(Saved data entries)
** start **
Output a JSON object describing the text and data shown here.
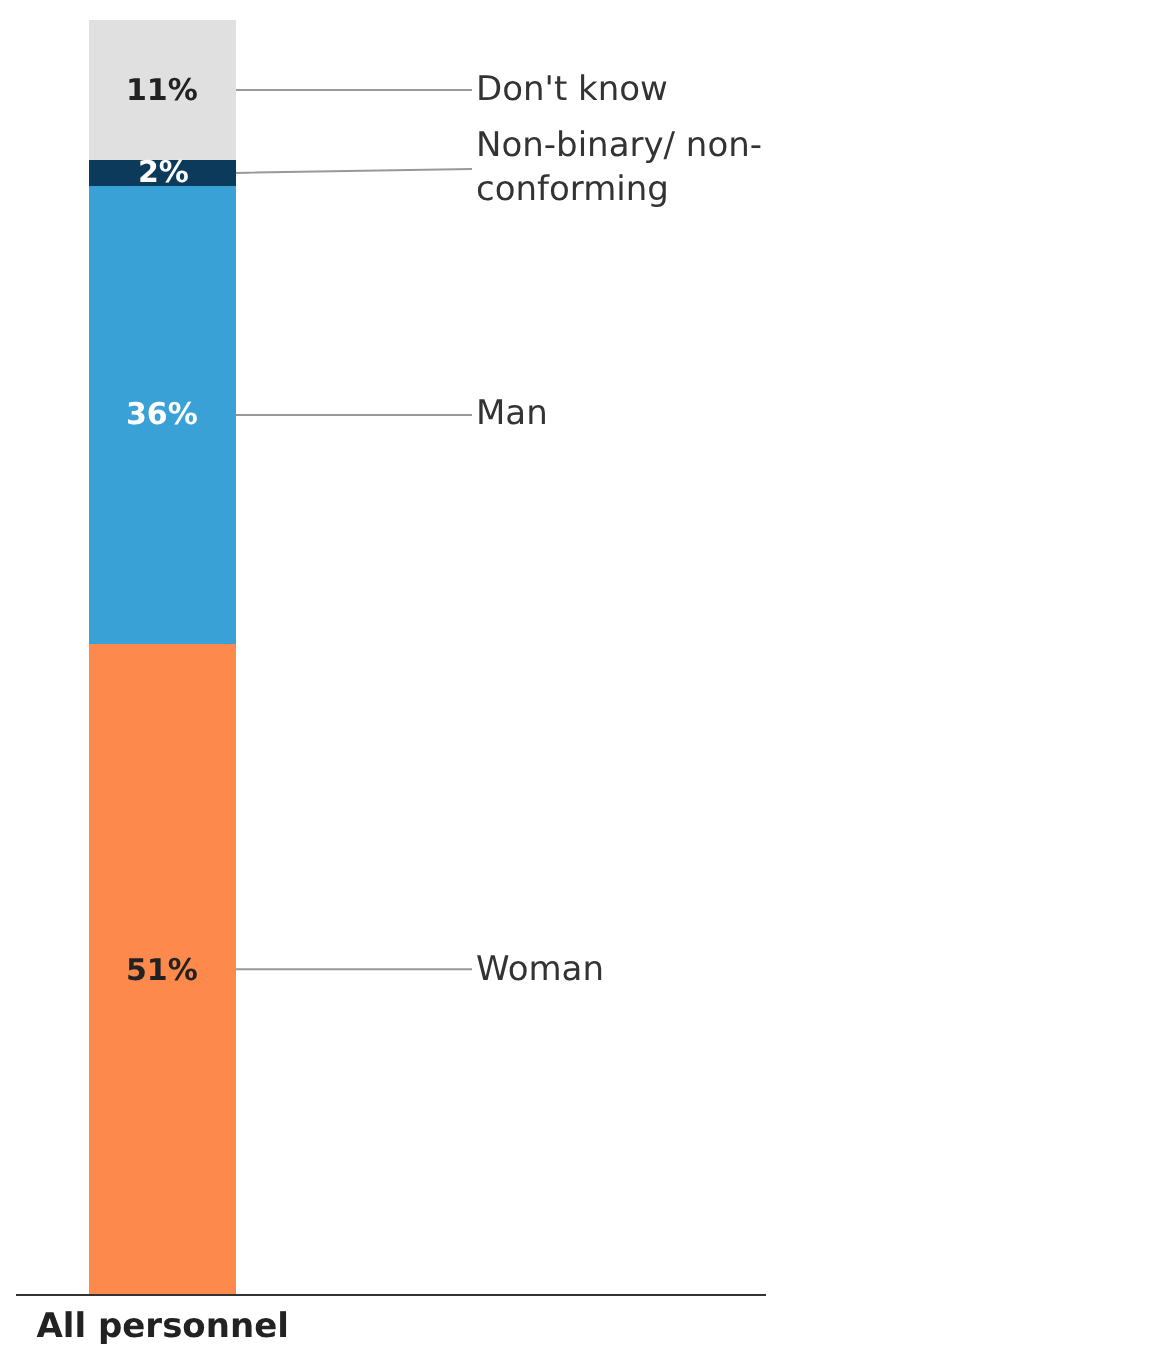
{
  "chart_data": {
    "type": "bar",
    "stacked": true,
    "categories": [
      "All personnel"
    ],
    "series": [
      {
        "name": "Woman",
        "color": "#fd8a4c",
        "values": [
          51
        ],
        "value_labels": [
          "51%"
        ]
      },
      {
        "name": "Man",
        "color": "#3aa1d6",
        "values": [
          36
        ],
        "value_labels": [
          "36%"
        ]
      },
      {
        "name": "Non-binary/ non-conforming",
        "color": "#0b3a5a",
        "values": [
          2
        ],
        "value_labels": [
          "2%"
        ]
      },
      {
        "name": "Don't know",
        "color": "#e0e0e0",
        "values": [
          11
        ],
        "value_labels": [
          "11%"
        ]
      }
    ],
    "ylim": [
      0,
      100
    ],
    "legend": false,
    "grid": false,
    "tick_labels": "x"
  }
}
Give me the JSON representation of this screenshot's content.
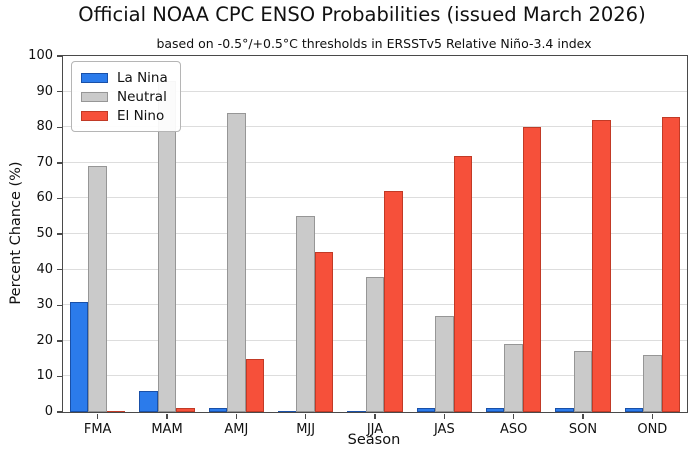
{
  "chart_data": {
    "type": "bar",
    "title": "Official NOAA CPC ENSO Probabilities (issued March 2026)",
    "subtitle": "based on -0.5°/+0.5°C thresholds in ERSSTv5 Relative Niño-3.4 index",
    "xlabel": "Season",
    "ylabel": "Percent Chance (%)",
    "categories": [
      "FMA",
      "MAM",
      "AMJ",
      "MJJ",
      "JJA",
      "JAS",
      "ASO",
      "SON",
      "OND"
    ],
    "series": [
      {
        "name": "La Nina",
        "color": "#2B7BEB",
        "edge_color": "#1950A8",
        "values": [
          31,
          6,
          1,
          0,
          0,
          1,
          1,
          1,
          1
        ]
      },
      {
        "name": "Neutral",
        "color": "#CACACA",
        "edge_color": "#969696",
        "values": [
          69,
          93,
          84,
          55,
          38,
          27,
          19,
          17,
          16
        ]
      },
      {
        "name": "El Nino",
        "color": "#F6503A",
        "edge_color": "#C13A26",
        "values": [
          0,
          1,
          15,
          45,
          62,
          72,
          80,
          82,
          83
        ]
      }
    ],
    "ylim": [
      0,
      100
    ],
    "yticks": [
      0,
      10,
      20,
      30,
      40,
      50,
      60,
      70,
      80,
      90,
      100
    ],
    "grid": true,
    "legend_position": "upper-left",
    "background_color": "#ffffff",
    "gridline_color": "#dddddd",
    "spine_color": "#4a4a4a"
  }
}
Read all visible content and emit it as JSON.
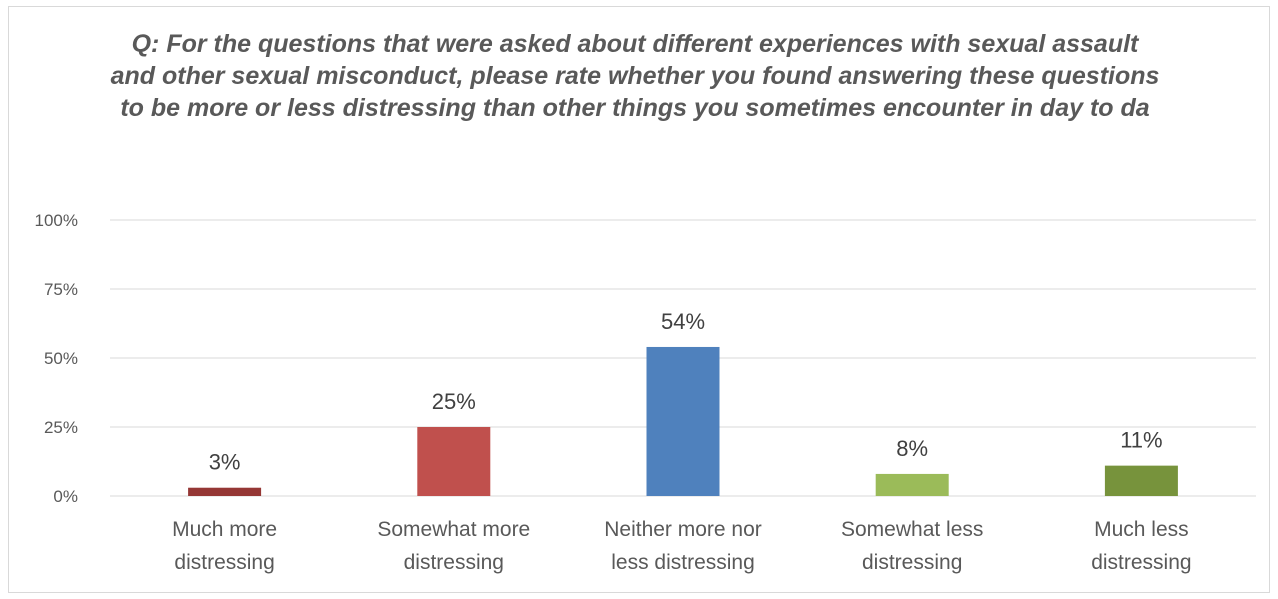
{
  "chart_data": {
    "type": "bar",
    "title": "Q: For the questions that were asked about different experiences with sexual assault and other sexual misconduct, please rate whether you found answering these questions to be more or less distressing than other things you sometimes encounter in day to da",
    "xlabel": "",
    "ylabel": "",
    "categories": [
      [
        "Much more",
        "distressing"
      ],
      [
        "Somewhat more",
        "distressing"
      ],
      [
        "Neither more nor",
        "less distressing"
      ],
      [
        "Somewhat less",
        "distressing"
      ],
      [
        "Much less",
        "distressing"
      ]
    ],
    "values": [
      3,
      25,
      54,
      8,
      11
    ],
    "data_labels": [
      "3%",
      "25%",
      "54%",
      "8%",
      "11%"
    ],
    "colors": [
      "#953735",
      "#c0504d",
      "#4f81bd",
      "#9bbb59",
      "#77933c"
    ],
    "ylim": [
      0,
      100
    ],
    "yticks": [
      0,
      25,
      50,
      75,
      100
    ],
    "ytick_labels": [
      "0%",
      "25%",
      "50%",
      "75%",
      "100%"
    ],
    "grid": true,
    "legend": "none"
  }
}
** end **
> Your task
Reproduce every record above exactly, omitting the pictures.

> Answer to the exercise
Output a JSON object describing the text and data shown here.
{
  "chart_data": {
    "type": "bar",
    "stacked": true,
    "categories": [
      "All personnel"
    ],
    "series": [
      {
        "name": "Woman",
        "color": "#fd8a4c",
        "values": [
          51
        ],
        "value_labels": [
          "51%"
        ]
      },
      {
        "name": "Man",
        "color": "#3aa1d6",
        "values": [
          36
        ],
        "value_labels": [
          "36%"
        ]
      },
      {
        "name": "Non-binary/ non-conforming",
        "color": "#0b3a5a",
        "values": [
          2
        ],
        "value_labels": [
          "2%"
        ]
      },
      {
        "name": "Don't know",
        "color": "#e0e0e0",
        "values": [
          11
        ],
        "value_labels": [
          "11%"
        ]
      }
    ],
    "ylim": [
      0,
      100
    ],
    "legend": false,
    "grid": false,
    "tick_labels": "x"
  }
}
Give me the JSON representation of this screenshot's content.
{
  "chart_data": {
    "type": "bar",
    "title": "Official NOAA CPC ENSO Probabilities (issued March 2026)",
    "subtitle": "based on -0.5°/+0.5°C thresholds in ERSSTv5 Relative Niño-3.4 index",
    "xlabel": "Season",
    "ylabel": "Percent Chance (%)",
    "categories": [
      "FMA",
      "MAM",
      "AMJ",
      "MJJ",
      "JJA",
      "JAS",
      "ASO",
      "SON",
      "OND"
    ],
    "series": [
      {
        "name": "La Nina",
        "color": "#2B7BEB",
        "edge_color": "#1950A8",
        "values": [
          31,
          6,
          1,
          0,
          0,
          1,
          1,
          1,
          1
        ]
      },
      {
        "name": "Neutral",
        "color": "#CACACA",
        "edge_color": "#969696",
        "values": [
          69,
          93,
          84,
          55,
          38,
          27,
          19,
          17,
          16
        ]
      },
      {
        "name": "El Nino",
        "color": "#F6503A",
        "edge_color": "#C13A26",
        "values": [
          0,
          1,
          15,
          45,
          62,
          72,
          80,
          82,
          83
        ]
      }
    ],
    "ylim": [
      0,
      100
    ],
    "yticks": [
      0,
      10,
      20,
      30,
      40,
      50,
      60,
      70,
      80,
      90,
      100
    ],
    "grid": true,
    "legend_position": "upper-left",
    "background_color": "#ffffff",
    "gridline_color": "#dddddd",
    "spine_color": "#4a4a4a"
  }
}
Read all visible content and emit it as JSON.
{
  "chart_data": {
    "type": "bar",
    "title": "Q: For the questions that were asked about different experiences with sexual assault and other sexual misconduct, please rate whether you found answering these questions to be more or less distressing than other things you sometimes encounter in day to da",
    "xlabel": "",
    "ylabel": "",
    "categories": [
      [
        "Much more",
        "distressing"
      ],
      [
        "Somewhat more",
        "distressing"
      ],
      [
        "Neither more nor",
        "less distressing"
      ],
      [
        "Somewhat less",
        "distressing"
      ],
      [
        "Much less",
        "distressing"
      ]
    ],
    "values": [
      3,
      25,
      54,
      8,
      11
    ],
    "data_labels": [
      "3%",
      "25%",
      "54%",
      "8%",
      "11%"
    ],
    "colors": [
      "#953735",
      "#c0504d",
      "#4f81bd",
      "#9bbb59",
      "#77933c"
    ],
    "ylim": [
      0,
      100
    ],
    "yticks": [
      0,
      25,
      50,
      75,
      100
    ],
    "ytick_labels": [
      "0%",
      "25%",
      "50%",
      "75%",
      "100%"
    ],
    "grid": true,
    "legend": "none"
  }
}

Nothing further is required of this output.